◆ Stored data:
....

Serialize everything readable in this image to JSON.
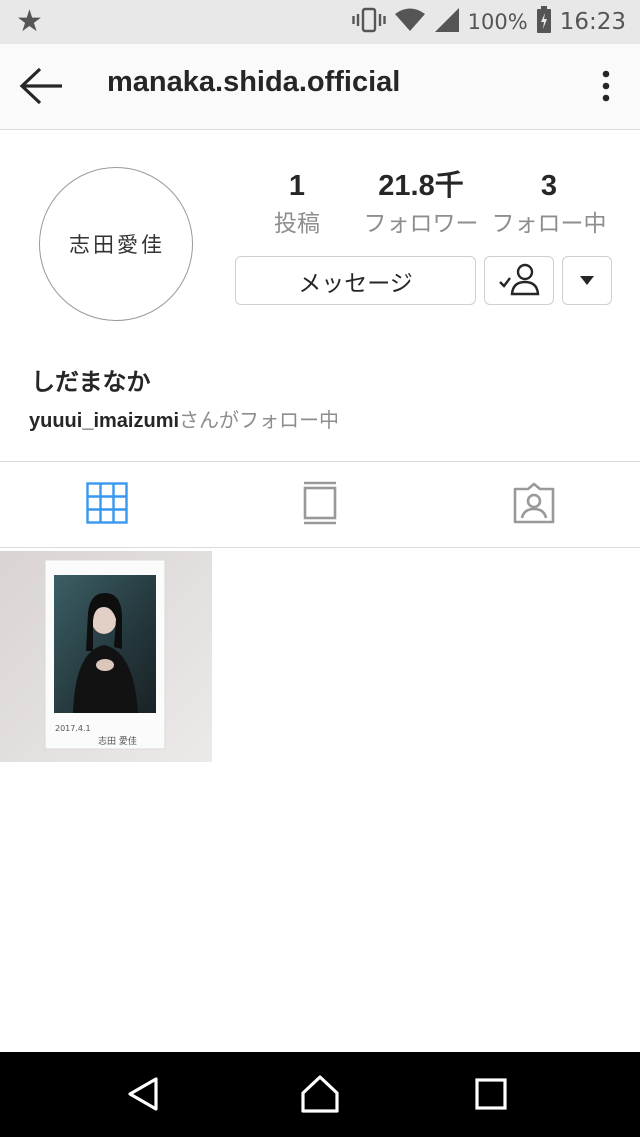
{
  "status_bar": {
    "battery": "100%",
    "time": "16:23"
  },
  "header": {
    "username": "manaka.shida.official"
  },
  "profile": {
    "avatar_text": "志田愛佳",
    "stats": [
      {
        "value": "1",
        "label": "投稿"
      },
      {
        "value": "21.8千",
        "label": "フォロワー"
      },
      {
        "value": "3",
        "label": "フォロー中"
      }
    ],
    "message_button": "メッセージ",
    "display_name": "しだまなか",
    "followed_by_user": "yuuui_imaizumi",
    "followed_by_suffix": "さんがフォロー中"
  },
  "posts": [
    {
      "caption_date": "2017.4.1",
      "caption_name": "志田 愛佳"
    }
  ],
  "colors": {
    "active_tab": "#3897f0",
    "inactive_icon": "#999999",
    "muted_text": "#8e8e8e"
  },
  "icons": [
    "star-icon",
    "vibrate-icon",
    "wifi-icon",
    "signal-icon",
    "battery-icon",
    "back-arrow-icon",
    "more-vertical-icon",
    "follow-check-icon",
    "dropdown-arrow-icon",
    "grid-icon",
    "list-icon",
    "tagged-icon",
    "nav-back-icon",
    "nav-home-icon",
    "nav-recents-icon"
  ]
}
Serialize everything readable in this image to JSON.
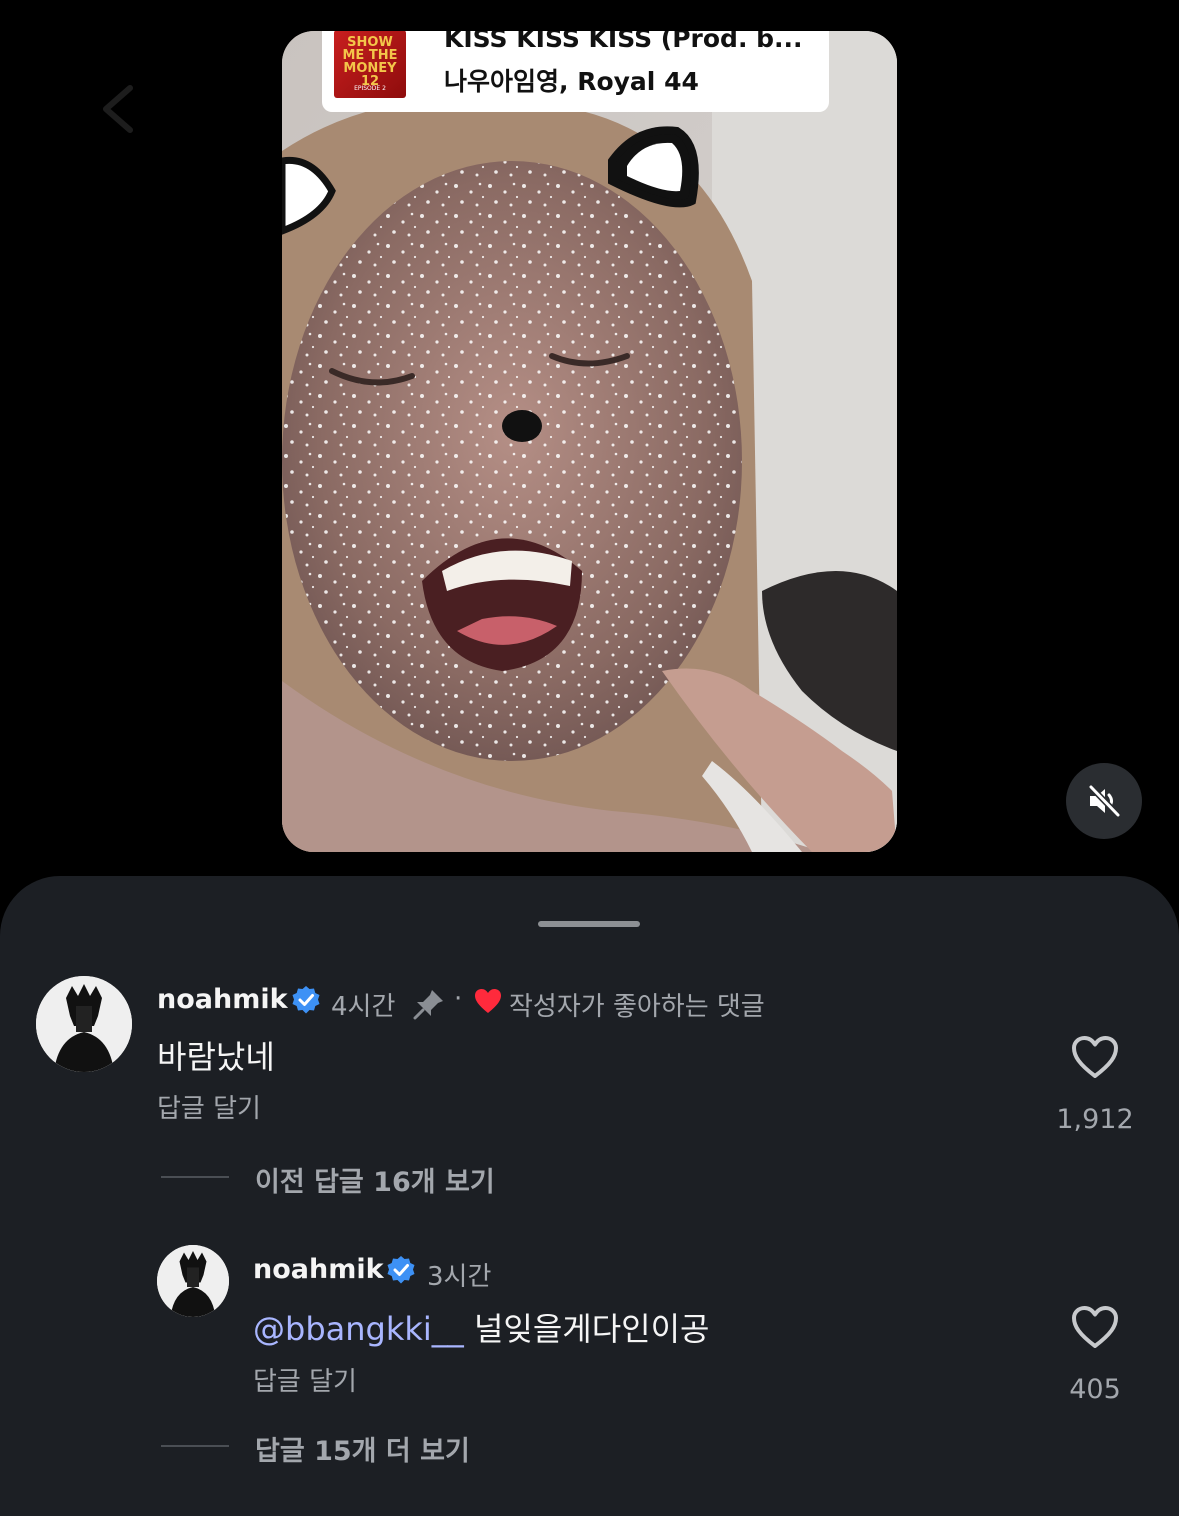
{
  "video": {
    "music": {
      "title": "KISS KISS KISS (Prod. b...",
      "artist": "나우아임영, Royal 44",
      "album_art_text": "SHOW ME THE MONEY 12",
      "album_art_sub": "EPISODE 2"
    },
    "mute_icon": "speaker-muted-icon"
  },
  "comments": [
    {
      "username": "noahmik",
      "verified": true,
      "time": "4시간",
      "pinned": true,
      "separator": "·",
      "creator_liked": "작성자가 좋아하는 댓글",
      "text": "바람났네",
      "reply_label": "답글 달기",
      "like_count": "1,912",
      "view_replies": "이전 답글 16개 보기"
    }
  ],
  "replies": [
    {
      "username": "noahmik",
      "verified": true,
      "time": "3시간",
      "mention": "@bbangkki__",
      "text": " 널잊을게다인이공",
      "reply_label": "답글 달기",
      "like_count": "405",
      "more_replies": "답글 15개 더 보기"
    }
  ],
  "colors": {
    "sheet_bg": "#1c1f24",
    "verified_blue": "#3d91f5",
    "heart_red": "#ff2a3c",
    "mention": "#a9b6ff"
  }
}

....

◆ WHAT YOU ARE ASKED TO DO: Repeat each entry above word for word, leaving every picture out.

◆ THE OUTPUT:
Serialize everything readable in this image to JSON.
{
  "status_bar": {
    "battery": "100%",
    "time": "16:23"
  },
  "header": {
    "username": "manaka.shida.official"
  },
  "profile": {
    "avatar_text": "志田愛佳",
    "stats": [
      {
        "value": "1",
        "label": "投稿"
      },
      {
        "value": "21.8千",
        "label": "フォロワー"
      },
      {
        "value": "3",
        "label": "フォロー中"
      }
    ],
    "message_button": "メッセージ",
    "display_name": "しだまなか",
    "followed_by_user": "yuuui_imaizumi",
    "followed_by_suffix": "さんがフォロー中"
  },
  "posts": [
    {
      "caption_date": "2017.4.1",
      "caption_name": "志田 愛佳"
    }
  ],
  "colors": {
    "active_tab": "#3897f0",
    "inactive_icon": "#999999",
    "muted_text": "#8e8e8e"
  },
  "icons": [
    "star-icon",
    "vibrate-icon",
    "wifi-icon",
    "signal-icon",
    "battery-icon",
    "back-arrow-icon",
    "more-vertical-icon",
    "follow-check-icon",
    "dropdown-arrow-icon",
    "grid-icon",
    "list-icon",
    "tagged-icon",
    "nav-back-icon",
    "nav-home-icon",
    "nav-recents-icon"
  ]
}
Serialize everything readable in this image to JSON.
{
  "video": {
    "music": {
      "title": "KISS KISS KISS (Prod. b...",
      "artist": "나우아임영, Royal 44",
      "album_art_text": "SHOW ME THE MONEY 12",
      "album_art_sub": "EPISODE 2"
    },
    "mute_icon": "speaker-muted-icon"
  },
  "comments": [
    {
      "username": "noahmik",
      "verified": true,
      "time": "4시간",
      "pinned": true,
      "separator": "·",
      "creator_liked": "작성자가 좋아하는 댓글",
      "text": "바람났네",
      "reply_label": "답글 달기",
      "like_count": "1,912",
      "view_replies": "이전 답글 16개 보기"
    }
  ],
  "replies": [
    {
      "username": "noahmik",
      "verified": true,
      "time": "3시간",
      "mention": "@bbangkki__",
      "text": " 널잊을게다인이공",
      "reply_label": "답글 달기",
      "like_count": "405",
      "more_replies": "답글 15개 더 보기"
    }
  ],
  "colors": {
    "sheet_bg": "#1c1f24",
    "verified_blue": "#3d91f5",
    "heart_red": "#ff2a3c",
    "mention": "#a9b6ff"
  }
}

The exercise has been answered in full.